## Dataset rows about figures:
- - - - -

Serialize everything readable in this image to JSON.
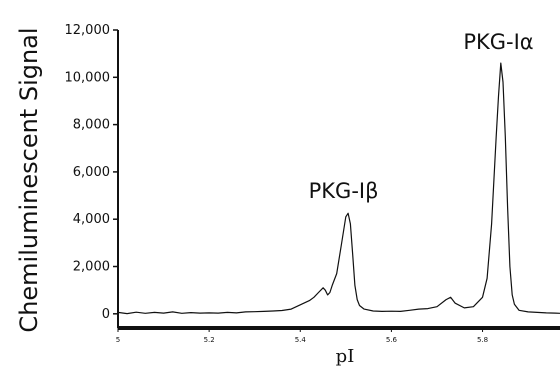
{
  "chart_data": {
    "type": "line",
    "ylabel": "Chemiluminescent  Signal",
    "xlabel": "pI",
    "xlim": [
      5.0,
      5.97
    ],
    "ylim": [
      -600,
      12000
    ],
    "yticks": [
      0,
      2000,
      4000,
      6000,
      8000,
      10000,
      12000
    ],
    "ytick_labels": [
      "0",
      "2,000",
      "4,000",
      "6,000",
      "8,000",
      "10,000",
      "12,000"
    ],
    "xticks": [
      5.0,
      5.2,
      5.4,
      5.6,
      5.8
    ],
    "xtick_labels": [
      "5",
      "5.2",
      "5.4",
      "5.6",
      "5.8"
    ],
    "grid": false,
    "series": [
      {
        "color": "#111111",
        "x": [
          5.0,
          5.02,
          5.04,
          5.06,
          5.08,
          5.1,
          5.12,
          5.14,
          5.16,
          5.18,
          5.2,
          5.22,
          5.24,
          5.26,
          5.28,
          5.3,
          5.32,
          5.34,
          5.36,
          5.38,
          5.4,
          5.42,
          5.43,
          5.44,
          5.45,
          5.455,
          5.46,
          5.465,
          5.47,
          5.48,
          5.49,
          5.5,
          5.505,
          5.51,
          5.515,
          5.52,
          5.525,
          5.53,
          5.54,
          5.56,
          5.58,
          5.6,
          5.62,
          5.64,
          5.66,
          5.68,
          5.7,
          5.72,
          5.73,
          5.74,
          5.76,
          5.78,
          5.8,
          5.81,
          5.82,
          5.83,
          5.835,
          5.84,
          5.845,
          5.85,
          5.855,
          5.86,
          5.865,
          5.87,
          5.88,
          5.9,
          5.92,
          5.94,
          5.96,
          5.97
        ],
        "y": [
          60,
          10,
          70,
          20,
          60,
          30,
          80,
          20,
          50,
          30,
          40,
          30,
          60,
          40,
          80,
          90,
          100,
          120,
          140,
          200,
          380,
          560,
          700,
          900,
          1100,
          1000,
          800,
          900,
          1200,
          1700,
          2900,
          4100,
          4250,
          3800,
          2500,
          1200,
          600,
          350,
          200,
          120,
          100,
          110,
          100,
          150,
          200,
          220,
          300,
          600,
          700,
          450,
          250,
          300,
          700,
          1500,
          3800,
          7500,
          9200,
          10600,
          9800,
          7500,
          4500,
          2000,
          800,
          400,
          150,
          80,
          60,
          40,
          30,
          20
        ]
      }
    ],
    "annotations": [
      {
        "text": "PKG-Iβ",
        "x": 5.495,
        "y": 4900
      },
      {
        "text": "PKG-Iα",
        "x": 5.835,
        "y": 11200
      }
    ]
  }
}
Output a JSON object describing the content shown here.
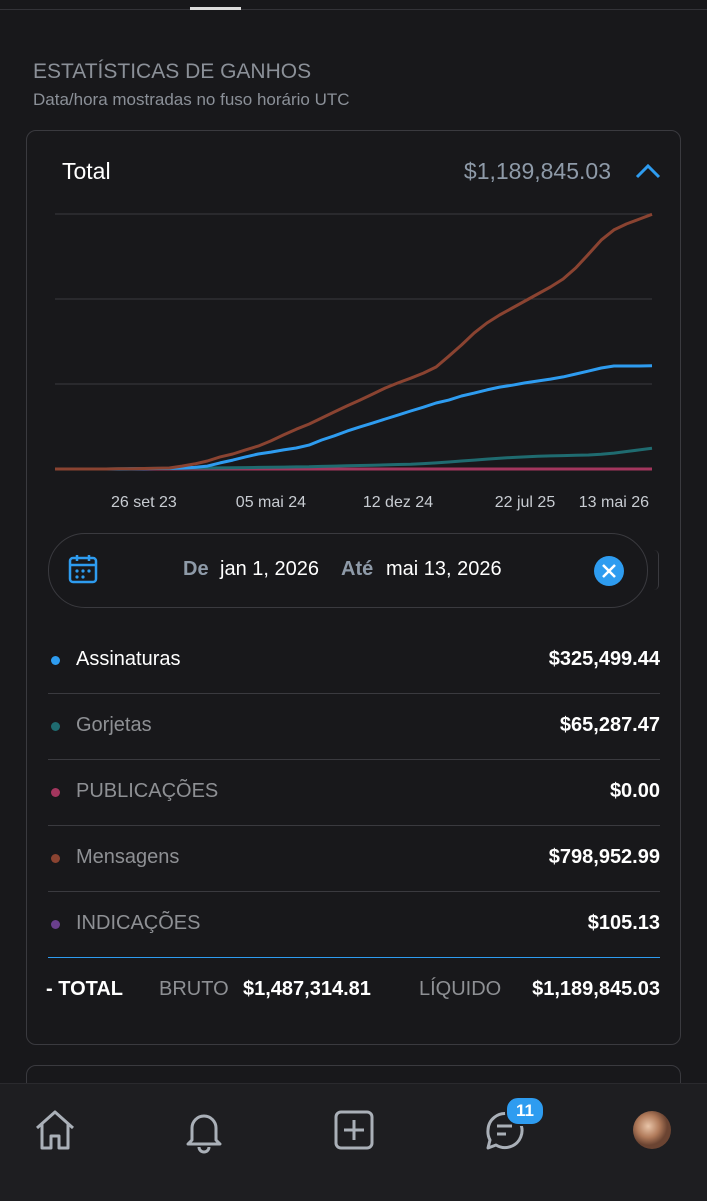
{
  "section": {
    "title": "ESTATÍSTICAS DE GANHOS",
    "subtitle": "Data/hora mostradas no fuso horário UTC"
  },
  "card": {
    "title": "Total",
    "amount": "$1,189,845.03"
  },
  "chart_data": {
    "type": "line",
    "categories": [
      null,
      null,
      null,
      null,
      null,
      null,
      null,
      "26 set 23",
      null,
      null,
      null,
      null,
      null,
      null,
      null,
      null,
      null,
      "05 mai 24",
      null,
      null,
      null,
      null,
      null,
      null,
      null,
      null,
      null,
      "12 dez 24",
      null,
      null,
      null,
      null,
      null,
      null,
      null,
      null,
      null,
      "22 jul 25",
      null,
      null,
      null,
      null,
      null,
      null,
      "13 mai 26",
      null,
      null,
      null
    ],
    "ylim": [
      0,
      800000
    ],
    "series": [
      {
        "color": "#8a4331",
        "values": [
          0,
          0,
          0,
          0,
          0,
          500,
          1000,
          1500,
          2500,
          3000,
          9000,
          16000,
          25000,
          38000,
          47000,
          60000,
          72000,
          88000,
          107000,
          125000,
          141000,
          160000,
          179000,
          198000,
          216000,
          235000,
          254000,
          270000,
          285000,
          301000,
          320000,
          354000,
          389000,
          427000,
          458000,
          483000,
          505000,
          527000,
          549000,
          571000,
          596000,
          631000,
          674000,
          718000,
          750000,
          769000,
          784000,
          799000
        ]
      },
      {
        "color": "#2e9cf0",
        "values": [
          0,
          0,
          0,
          0,
          0,
          0,
          500,
          1000,
          1500,
          2000,
          3000,
          5000,
          9000,
          19000,
          28000,
          38000,
          47000,
          53000,
          60000,
          66000,
          75000,
          91000,
          104000,
          119000,
          132000,
          144000,
          157000,
          169000,
          182000,
          194000,
          207000,
          216000,
          229000,
          238000,
          248000,
          257000,
          263000,
          270000,
          276000,
          282000,
          289000,
          298000,
          307000,
          317000,
          323000,
          323000,
          323000,
          324000
        ]
      },
      {
        "color": "#1f6b70",
        "values": [
          0,
          0,
          0,
          0,
          0,
          1000,
          1000,
          1500,
          2000,
          2000,
          2500,
          3000,
          3000,
          3500,
          4000,
          4500,
          5000,
          5500,
          6000,
          6500,
          7000,
          8000,
          9000,
          10000,
          11000,
          12000,
          13000,
          14000,
          15000,
          17000,
          19000,
          22000,
          25000,
          28000,
          31000,
          34000,
          36000,
          38000,
          40000,
          41000,
          42000,
          43000,
          44000,
          46000,
          50000,
          55000,
          60000,
          65000
        ]
      },
      {
        "color": "#a3365e",
        "values": [
          0,
          0,
          0,
          0,
          0,
          0,
          0,
          0,
          0,
          0,
          0,
          0,
          0,
          0,
          0,
          0,
          0,
          0,
          0,
          0,
          0,
          0,
          0,
          0,
          0,
          0,
          0,
          0,
          0,
          0,
          0,
          0,
          0,
          0,
          0,
          0,
          0,
          0,
          0,
          0,
          0,
          0,
          0,
          0,
          0,
          0,
          0,
          0
        ]
      }
    ]
  },
  "date_range": {
    "from_label": "De",
    "from": "jan 1, 2026",
    "to_label": "Até",
    "to": "mai 13, 2026"
  },
  "breakdown": [
    {
      "name": "Assinaturas",
      "color": "#2e9cf0",
      "amount": "$325,499.44"
    },
    {
      "name": "Gorjetas",
      "color": "#1f6b70",
      "amount": "$65,287.47"
    },
    {
      "name": "PUBLICAÇÕES",
      "color": "#a3365e",
      "amount": "$0.00"
    },
    {
      "name": "Mensagens",
      "color": "#8a4331",
      "amount": "$798,952.99"
    },
    {
      "name": "INDICAÇÕES",
      "color": "#6a3f8c",
      "amount": "$105.13"
    }
  ],
  "total": {
    "label": "- TOTAL",
    "gross_label": "BRUTO",
    "gross": "$1,487,314.81",
    "net_label": "LÍQUIDO",
    "net": "$1,189,845.03"
  },
  "nav": {
    "badge": 11
  }
}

- - - - -

## WHAT TO PRODUCE:
Quote the listing above in full, except for the pictures.

## EXPECTED OUTPUT:
Serialize everything readable in this image to JSON.
{
  "chart_data": {
    "type": "line",
    "ylabel": "Chemiluminescent  Signal",
    "xlabel": "pI",
    "xlim": [
      5.0,
      5.97
    ],
    "ylim": [
      -600,
      12000
    ],
    "yticks": [
      0,
      2000,
      4000,
      6000,
      8000,
      10000,
      12000
    ],
    "ytick_labels": [
      "0",
      "2,000",
      "4,000",
      "6,000",
      "8,000",
      "10,000",
      "12,000"
    ],
    "xticks": [
      5.0,
      5.2,
      5.4,
      5.6,
      5.8
    ],
    "xtick_labels": [
      "5",
      "5.2",
      "5.4",
      "5.6",
      "5.8"
    ],
    "grid": false,
    "series": [
      {
        "color": "#111111",
        "x": [
          5.0,
          5.02,
          5.04,
          5.06,
          5.08,
          5.1,
          5.12,
          5.14,
          5.16,
          5.18,
          5.2,
          5.22,
          5.24,
          5.26,
          5.28,
          5.3,
          5.32,
          5.34,
          5.36,
          5.38,
          5.4,
          5.42,
          5.43,
          5.44,
          5.45,
          5.455,
          5.46,
          5.465,
          5.47,
          5.48,
          5.49,
          5.5,
          5.505,
          5.51,
          5.515,
          5.52,
          5.525,
          5.53,
          5.54,
          5.56,
          5.58,
          5.6,
          5.62,
          5.64,
          5.66,
          5.68,
          5.7,
          5.72,
          5.73,
          5.74,
          5.76,
          5.78,
          5.8,
          5.81,
          5.82,
          5.83,
          5.835,
          5.84,
          5.845,
          5.85,
          5.855,
          5.86,
          5.865,
          5.87,
          5.88,
          5.9,
          5.92,
          5.94,
          5.96,
          5.97
        ],
        "y": [
          60,
          10,
          70,
          20,
          60,
          30,
          80,
          20,
          50,
          30,
          40,
          30,
          60,
          40,
          80,
          90,
          100,
          120,
          140,
          200,
          380,
          560,
          700,
          900,
          1100,
          1000,
          800,
          900,
          1200,
          1700,
          2900,
          4100,
          4250,
          3800,
          2500,
          1200,
          600,
          350,
          200,
          120,
          100,
          110,
          100,
          150,
          200,
          220,
          300,
          600,
          700,
          450,
          250,
          300,
          700,
          1500,
          3800,
          7500,
          9200,
          10600,
          9800,
          7500,
          4500,
          2000,
          800,
          400,
          150,
          80,
          60,
          40,
          30,
          20
        ]
      }
    ],
    "annotations": [
      {
        "text": "PKG-Iβ",
        "x": 5.495,
        "y": 4900
      },
      {
        "text": "PKG-Iα",
        "x": 5.835,
        "y": 11200
      }
    ]
  }
}
Output a JSON object describing the content shown here.
{
  "section": {
    "title": "ESTATÍSTICAS DE GANHOS",
    "subtitle": "Data/hora mostradas no fuso horário UTC"
  },
  "card": {
    "title": "Total",
    "amount": "$1,189,845.03"
  },
  "chart_data": {
    "type": "line",
    "categories": [
      null,
      null,
      null,
      null,
      null,
      null,
      null,
      "26 set 23",
      null,
      null,
      null,
      null,
      null,
      null,
      null,
      null,
      null,
      "05 mai 24",
      null,
      null,
      null,
      null,
      null,
      null,
      null,
      null,
      null,
      "12 dez 24",
      null,
      null,
      null,
      null,
      null,
      null,
      null,
      null,
      null,
      "22 jul 25",
      null,
      null,
      null,
      null,
      null,
      null,
      "13 mai 26",
      null,
      null,
      null
    ],
    "ylim": [
      0,
      800000
    ],
    "series": [
      {
        "color": "#8a4331",
        "values": [
          0,
          0,
          0,
          0,
          0,
          500,
          1000,
          1500,
          2500,
          3000,
          9000,
          16000,
          25000,
          38000,
          47000,
          60000,
          72000,
          88000,
          107000,
          125000,
          141000,
          160000,
          179000,
          198000,
          216000,
          235000,
          254000,
          270000,
          285000,
          301000,
          320000,
          354000,
          389000,
          427000,
          458000,
          483000,
          505000,
          527000,
          549000,
          571000,
          596000,
          631000,
          674000,
          718000,
          750000,
          769000,
          784000,
          799000
        ]
      },
      {
        "color": "#2e9cf0",
        "values": [
          0,
          0,
          0,
          0,
          0,
          0,
          500,
          1000,
          1500,
          2000,
          3000,
          5000,
          9000,
          19000,
          28000,
          38000,
          47000,
          53000,
          60000,
          66000,
          75000,
          91000,
          104000,
          119000,
          132000,
          144000,
          157000,
          169000,
          182000,
          194000,
          207000,
          216000,
          229000,
          238000,
          248000,
          257000,
          263000,
          270000,
          276000,
          282000,
          289000,
          298000,
          307000,
          317000,
          323000,
          323000,
          323000,
          324000
        ]
      },
      {
        "color": "#1f6b70",
        "values": [
          0,
          0,
          0,
          0,
          0,
          1000,
          1000,
          1500,
          2000,
          2000,
          2500,
          3000,
          3000,
          3500,
          4000,
          4500,
          5000,
          5500,
          6000,
          6500,
          7000,
          8000,
          9000,
          10000,
          11000,
          12000,
          13000,
          14000,
          15000,
          17000,
          19000,
          22000,
          25000,
          28000,
          31000,
          34000,
          36000,
          38000,
          40000,
          41000,
          42000,
          43000,
          44000,
          46000,
          50000,
          55000,
          60000,
          65000
        ]
      },
      {
        "color": "#a3365e",
        "values": [
          0,
          0,
          0,
          0,
          0,
          0,
          0,
          0,
          0,
          0,
          0,
          0,
          0,
          0,
          0,
          0,
          0,
          0,
          0,
          0,
          0,
          0,
          0,
          0,
          0,
          0,
          0,
          0,
          0,
          0,
          0,
          0,
          0,
          0,
          0,
          0,
          0,
          0,
          0,
          0,
          0,
          0,
          0,
          0,
          0,
          0,
          0,
          0
        ]
      }
    ]
  },
  "date_range": {
    "from_label": "De",
    "from": "jan 1, 2026",
    "to_label": "Até",
    "to": "mai 13, 2026"
  },
  "breakdown": [
    {
      "name": "Assinaturas",
      "color": "#2e9cf0",
      "amount": "$325,499.44"
    },
    {
      "name": "Gorjetas",
      "color": "#1f6b70",
      "amount": "$65,287.47"
    },
    {
      "name": "PUBLICAÇÕES",
      "color": "#a3365e",
      "amount": "$0.00"
    },
    {
      "name": "Mensagens",
      "color": "#8a4331",
      "amount": "$798,952.99"
    },
    {
      "name": "INDICAÇÕES",
      "color": "#6a3f8c",
      "amount": "$105.13"
    }
  ],
  "total": {
    "label": "- TOTAL",
    "gross_label": "BRUTO",
    "gross": "$1,487,314.81",
    "net_label": "LÍQUIDO",
    "net": "$1,189,845.03"
  },
  "nav": {
    "badge": 11
  }
}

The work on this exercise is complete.